§ Directive
Write the material out again exactly.

§ Given records
· · · ·

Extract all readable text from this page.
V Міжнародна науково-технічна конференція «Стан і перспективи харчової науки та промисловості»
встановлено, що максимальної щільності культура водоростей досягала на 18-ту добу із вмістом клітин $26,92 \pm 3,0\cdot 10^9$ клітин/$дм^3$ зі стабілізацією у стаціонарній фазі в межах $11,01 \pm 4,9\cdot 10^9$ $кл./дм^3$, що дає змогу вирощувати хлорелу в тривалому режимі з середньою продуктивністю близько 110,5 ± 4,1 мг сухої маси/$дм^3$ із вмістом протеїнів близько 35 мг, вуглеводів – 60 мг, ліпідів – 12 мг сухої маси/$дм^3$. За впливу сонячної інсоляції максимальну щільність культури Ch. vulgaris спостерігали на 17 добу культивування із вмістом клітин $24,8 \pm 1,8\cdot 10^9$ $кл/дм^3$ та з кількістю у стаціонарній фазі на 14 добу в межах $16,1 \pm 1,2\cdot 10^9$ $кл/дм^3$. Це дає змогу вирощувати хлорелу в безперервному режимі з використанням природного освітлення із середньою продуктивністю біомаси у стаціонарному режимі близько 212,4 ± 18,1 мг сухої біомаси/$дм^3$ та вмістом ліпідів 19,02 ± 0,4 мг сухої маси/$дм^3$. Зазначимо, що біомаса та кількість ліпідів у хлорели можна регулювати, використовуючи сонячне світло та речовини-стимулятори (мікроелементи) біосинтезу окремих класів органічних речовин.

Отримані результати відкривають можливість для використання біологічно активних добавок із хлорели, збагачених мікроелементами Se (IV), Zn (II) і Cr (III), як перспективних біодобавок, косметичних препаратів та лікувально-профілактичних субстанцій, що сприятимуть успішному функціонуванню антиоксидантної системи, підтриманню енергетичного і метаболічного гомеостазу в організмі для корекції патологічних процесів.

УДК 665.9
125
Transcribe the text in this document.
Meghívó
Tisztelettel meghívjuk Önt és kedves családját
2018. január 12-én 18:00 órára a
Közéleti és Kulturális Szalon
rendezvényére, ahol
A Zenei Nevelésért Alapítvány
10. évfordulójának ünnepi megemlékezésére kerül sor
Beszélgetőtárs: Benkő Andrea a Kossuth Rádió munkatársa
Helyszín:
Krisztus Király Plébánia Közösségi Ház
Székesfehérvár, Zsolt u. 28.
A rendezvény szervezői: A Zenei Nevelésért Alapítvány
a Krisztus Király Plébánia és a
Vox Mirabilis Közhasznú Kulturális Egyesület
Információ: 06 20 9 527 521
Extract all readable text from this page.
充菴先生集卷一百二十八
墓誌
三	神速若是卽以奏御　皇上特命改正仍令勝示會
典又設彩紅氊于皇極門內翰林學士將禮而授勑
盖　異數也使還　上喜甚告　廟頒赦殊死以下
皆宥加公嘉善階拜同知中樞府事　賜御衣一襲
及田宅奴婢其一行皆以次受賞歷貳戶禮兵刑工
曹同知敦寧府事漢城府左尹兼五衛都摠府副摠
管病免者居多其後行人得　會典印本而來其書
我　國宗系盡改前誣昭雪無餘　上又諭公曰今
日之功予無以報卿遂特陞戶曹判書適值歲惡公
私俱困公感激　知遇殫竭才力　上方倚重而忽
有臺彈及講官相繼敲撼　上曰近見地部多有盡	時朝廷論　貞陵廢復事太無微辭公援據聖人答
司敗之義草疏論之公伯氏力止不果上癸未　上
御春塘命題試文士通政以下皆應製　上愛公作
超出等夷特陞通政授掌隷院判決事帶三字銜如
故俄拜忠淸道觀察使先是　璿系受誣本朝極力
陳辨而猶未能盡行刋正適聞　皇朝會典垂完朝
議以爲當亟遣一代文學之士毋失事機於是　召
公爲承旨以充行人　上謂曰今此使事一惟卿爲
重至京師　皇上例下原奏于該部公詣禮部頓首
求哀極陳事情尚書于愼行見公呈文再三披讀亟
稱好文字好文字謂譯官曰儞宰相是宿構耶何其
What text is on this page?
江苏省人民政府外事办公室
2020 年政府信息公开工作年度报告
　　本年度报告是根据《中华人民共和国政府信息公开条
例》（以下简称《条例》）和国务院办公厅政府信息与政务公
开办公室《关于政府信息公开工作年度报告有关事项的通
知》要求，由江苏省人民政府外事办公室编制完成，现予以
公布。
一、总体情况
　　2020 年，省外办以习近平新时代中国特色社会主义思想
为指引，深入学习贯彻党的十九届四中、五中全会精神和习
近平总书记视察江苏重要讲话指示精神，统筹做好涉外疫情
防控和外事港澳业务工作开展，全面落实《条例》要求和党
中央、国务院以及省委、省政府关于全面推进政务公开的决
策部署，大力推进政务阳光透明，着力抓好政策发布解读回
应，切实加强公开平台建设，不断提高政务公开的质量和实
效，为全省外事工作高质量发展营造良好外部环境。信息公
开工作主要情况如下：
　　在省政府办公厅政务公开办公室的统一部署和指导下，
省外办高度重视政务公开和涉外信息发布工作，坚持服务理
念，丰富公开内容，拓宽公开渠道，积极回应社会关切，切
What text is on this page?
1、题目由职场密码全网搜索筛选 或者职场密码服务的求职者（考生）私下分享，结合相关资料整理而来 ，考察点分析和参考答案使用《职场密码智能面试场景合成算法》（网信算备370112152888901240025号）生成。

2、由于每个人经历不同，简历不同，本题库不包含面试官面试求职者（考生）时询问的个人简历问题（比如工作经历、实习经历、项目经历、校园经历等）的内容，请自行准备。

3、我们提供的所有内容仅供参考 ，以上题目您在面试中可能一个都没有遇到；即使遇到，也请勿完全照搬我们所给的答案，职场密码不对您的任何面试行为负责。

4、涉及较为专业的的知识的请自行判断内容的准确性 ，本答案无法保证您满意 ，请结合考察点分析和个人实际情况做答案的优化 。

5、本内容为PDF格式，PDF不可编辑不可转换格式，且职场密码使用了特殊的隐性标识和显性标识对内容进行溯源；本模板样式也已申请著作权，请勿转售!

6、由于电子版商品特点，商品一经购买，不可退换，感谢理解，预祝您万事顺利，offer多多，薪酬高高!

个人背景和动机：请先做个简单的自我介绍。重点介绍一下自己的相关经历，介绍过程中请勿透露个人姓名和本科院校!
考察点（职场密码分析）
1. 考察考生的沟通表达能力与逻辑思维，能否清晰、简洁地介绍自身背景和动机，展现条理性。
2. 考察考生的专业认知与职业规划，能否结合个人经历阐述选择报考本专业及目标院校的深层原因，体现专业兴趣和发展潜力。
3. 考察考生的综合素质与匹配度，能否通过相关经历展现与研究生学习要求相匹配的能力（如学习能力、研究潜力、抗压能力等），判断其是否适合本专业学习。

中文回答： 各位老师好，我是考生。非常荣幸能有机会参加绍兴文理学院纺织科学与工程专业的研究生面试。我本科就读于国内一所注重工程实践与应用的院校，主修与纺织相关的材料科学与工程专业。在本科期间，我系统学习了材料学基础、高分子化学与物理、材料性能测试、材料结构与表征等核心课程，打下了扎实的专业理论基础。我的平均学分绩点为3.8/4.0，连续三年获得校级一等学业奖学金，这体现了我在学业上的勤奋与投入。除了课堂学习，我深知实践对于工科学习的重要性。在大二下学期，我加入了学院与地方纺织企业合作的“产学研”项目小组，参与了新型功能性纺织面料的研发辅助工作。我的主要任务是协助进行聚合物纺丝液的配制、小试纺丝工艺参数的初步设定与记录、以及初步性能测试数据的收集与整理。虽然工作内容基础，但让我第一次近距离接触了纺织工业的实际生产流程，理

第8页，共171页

· · · ·

§ Answer
Extract all readable text from this page.
V Міжнародна науково-технічна конференція «Стан і перспективи харчової науки та промисловості»
встановлено, що максимальної щільності культура водоростей досягала на 18-ту добу із вмістом клітин $26,92 \pm 3,0\cdot 10^9$ клітин/$дм^3$ зі стабілізацією у стаціонарній фазі в межах $11,01 \pm 4,9\cdot 10^9$ $кл./дм^3$, що дає змогу вирощувати хлорелу в тривалому режимі з середньою продуктивністю близько 110,5 ± 4,1 мг сухої маси/$дм^3$ із вмістом протеїнів близько 35 мг, вуглеводів – 60 мг, ліпідів – 12 мг сухої маси/$дм^3$. За впливу сонячної інсоляції максимальну щільність культури Ch. vulgaris спостерігали на 17 добу культивування із вмістом клітин $24,8 \pm 1,8\cdot 10^9$ $кл/дм^3$ та з кількістю у стаціонарній фазі на 14 добу в межах $16,1 \pm 1,2\cdot 10^9$ $кл/дм^3$. Це дає змогу вирощувати хлорелу в безперервному режимі з використанням природного освітлення із середньою продуктивністю біомаси у стаціонарному режимі близько 212,4 ± 18,1 мг сухої біомаси/$дм^3$ та вмістом ліпідів 19,02 ± 0,4 мг сухої маси/$дм^3$. Зазначимо, що біомаса та кількість ліпідів у хлорели можна регулювати, використовуючи сонячне світло та речовини-стимулятори (мікроелементи) біосинтезу окремих класів органічних речовин.

Отримані результати відкривають можливість для використання біологічно активних добавок із хлорели, збагачених мікроелементами Se (IV), Zn (II) і Cr (III), як перспективних біодобавок, косметичних препаратів та лікувально-профілактичних субстанцій, що сприятимуть успішному функціонуванню антиоксидантної системи, підтриманню енергетичного і метаболічного гомеостазу в організмі для корекції патологічних процесів.

УДК 665.9
125
Transcribe the text in this document.
Meghívó
Tisztelettel meghívjuk Önt és kedves családját
2018. január 12-én 18:00 órára a
Közéleti és Kulturális Szalon
rendezvényére, ahol
A Zenei Nevelésért Alapítvány
10. évfordulójának ünnepi megemlékezésére kerül sor
Beszélgetőtárs: Benkő Andrea a Kossuth Rádió munkatársa
Helyszín:
Krisztus Király Plébánia Közösségi Ház
Székesfehérvár, Zsolt u. 28.
A rendezvény szervezői: A Zenei Nevelésért Alapítvány
a Krisztus Király Plébánia és a
Vox Mirabilis Közhasznú Kulturális Egyesület
Információ: 06 20 9 527 521
Extract all readable text from this page.
充菴先生集卷一百二十八
墓誌
三	神速若是卽以奏御　皇上特命改正仍令勝示會
典又設彩紅氊于皇極門內翰林學士將禮而授勑
盖　異數也使還　上喜甚告　廟頒赦殊死以下
皆宥加公嘉善階拜同知中樞府事　賜御衣一襲
及田宅奴婢其一行皆以次受賞歷貳戶禮兵刑工
曹同知敦寧府事漢城府左尹兼五衛都摠府副摠
管病免者居多其後行人得　會典印本而來其書
我　國宗系盡改前誣昭雪無餘　上又諭公曰今
日之功予無以報卿遂特陞戶曹判書適值歲惡公
私俱困公感激　知遇殫竭才力　上方倚重而忽
有臺彈及講官相繼敲撼　上曰近見地部多有盡	時朝廷論　貞陵廢復事太無微辭公援據聖人答
司敗之義草疏論之公伯氏力止不果上癸未　上
御春塘命題試文士通政以下皆應製　上愛公作
超出等夷特陞通政授掌隷院判決事帶三字銜如
故俄拜忠淸道觀察使先是　璿系受誣本朝極力
陳辨而猶未能盡行刋正適聞　皇朝會典垂完朝
議以爲當亟遣一代文學之士毋失事機於是　召
公爲承旨以充行人　上謂曰今此使事一惟卿爲
重至京師　皇上例下原奏于該部公詣禮部頓首
求哀極陳事情尚書于愼行見公呈文再三披讀亟
稱好文字好文字謂譯官曰儞宰相是宿構耶何其
What text is on this page?
江苏省人民政府外事办公室
2020 年政府信息公开工作年度报告
　　本年度报告是根据《中华人民共和国政府信息公开条
例》（以下简称《条例》）和国务院办公厅政府信息与政务公
开办公室《关于政府信息公开工作年度报告有关事项的通
知》要求，由江苏省人民政府外事办公室编制完成，现予以
公布。
一、总体情况
　　2020 年，省外办以习近平新时代中国特色社会主义思想
为指引，深入学习贯彻党的十九届四中、五中全会精神和习
近平总书记视察江苏重要讲话指示精神，统筹做好涉外疫情
防控和外事港澳业务工作开展，全面落实《条例》要求和党
中央、国务院以及省委、省政府关于全面推进政务公开的决
策部署，大力推进政务阳光透明，着力抓好政策发布解读回
应，切实加强公开平台建设，不断提高政务公开的质量和实
效，为全省外事工作高质量发展营造良好外部环境。信息公
开工作主要情况如下：
　　在省政府办公厅政务公开办公室的统一部署和指导下，
省外办高度重视政务公开和涉外信息发布工作，坚持服务理
念，丰富公开内容，拓宽公开渠道，积极回应社会关切，切
What text is on this page?
1、题目由职场密码全网搜索筛选 或者职场密码服务的求职者（考生）私下分享，结合相关资料整理而来 ，考察点分析和参考答案使用《职场密码智能面试场景合成算法》（网信算备370112152888901240025号）生成。

2、由于每个人经历不同，简历不同，本题库不包含面试官面试求职者（考生）时询问的个人简历问题（比如工作经历、实习经历、项目经历、校园经历等）的内容，请自行准备。

3、我们提供的所有内容仅供参考 ，以上题目您在面试中可能一个都没有遇到；即使遇到，也请勿完全照搬我们所给的答案，职场密码不对您的任何面试行为负责。

4、涉及较为专业的的知识的请自行判断内容的准确性 ，本答案无法保证您满意 ，请结合考察点分析和个人实际情况做答案的优化 。

5、本内容为PDF格式，PDF不可编辑不可转换格式，且职场密码使用了特殊的隐性标识和显性标识对内容进行溯源；本模板样式也已申请著作权，请勿转售!

6、由于电子版商品特点，商品一经购买，不可退换，感谢理解，预祝您万事顺利，offer多多，薪酬高高!

个人背景和动机：请先做个简单的自我介绍。重点介绍一下自己的相关经历，介绍过程中请勿透露个人姓名和本科院校!
考察点（职场密码分析）
1. 考察考生的沟通表达能力与逻辑思维，能否清晰、简洁地介绍自身背景和动机，展现条理性。
2. 考察考生的专业认知与职业规划，能否结合个人经历阐述选择报考本专业及目标院校的深层原因，体现专业兴趣和发展潜力。
3. 考察考生的综合素质与匹配度，能否通过相关经历展现与研究生学习要求相匹配的能力（如学习能力、研究潜力、抗压能力等），判断其是否适合本专业学习。

中文回答： 各位老师好，我是考生。非常荣幸能有机会参加绍兴文理学院纺织科学与工程专业的研究生面试。我本科就读于国内一所注重工程实践与应用的院校，主修与纺织相关的材料科学与工程专业。在本科期间，我系统学习了材料学基础、高分子化学与物理、材料性能测试、材料结构与表征等核心课程，打下了扎实的专业理论基础。我的平均学分绩点为3.8/4.0，连续三年获得校级一等学业奖学金，这体现了我在学业上的勤奋与投入。除了课堂学习，我深知实践对于工科学习的重要性。在大二下学期，我加入了学院与地方纺织企业合作的“产学研”项目小组，参与了新型功能性纺织面料的研发辅助工作。我的主要任务是协助进行聚合物纺丝液的配制、小试纺丝工艺参数的初步设定与记录、以及初步性能测试数据的收集与整理。虽然工作内容基础，但让我第一次近距离接触了纺织工业的实际生产流程，理

第8页，共171页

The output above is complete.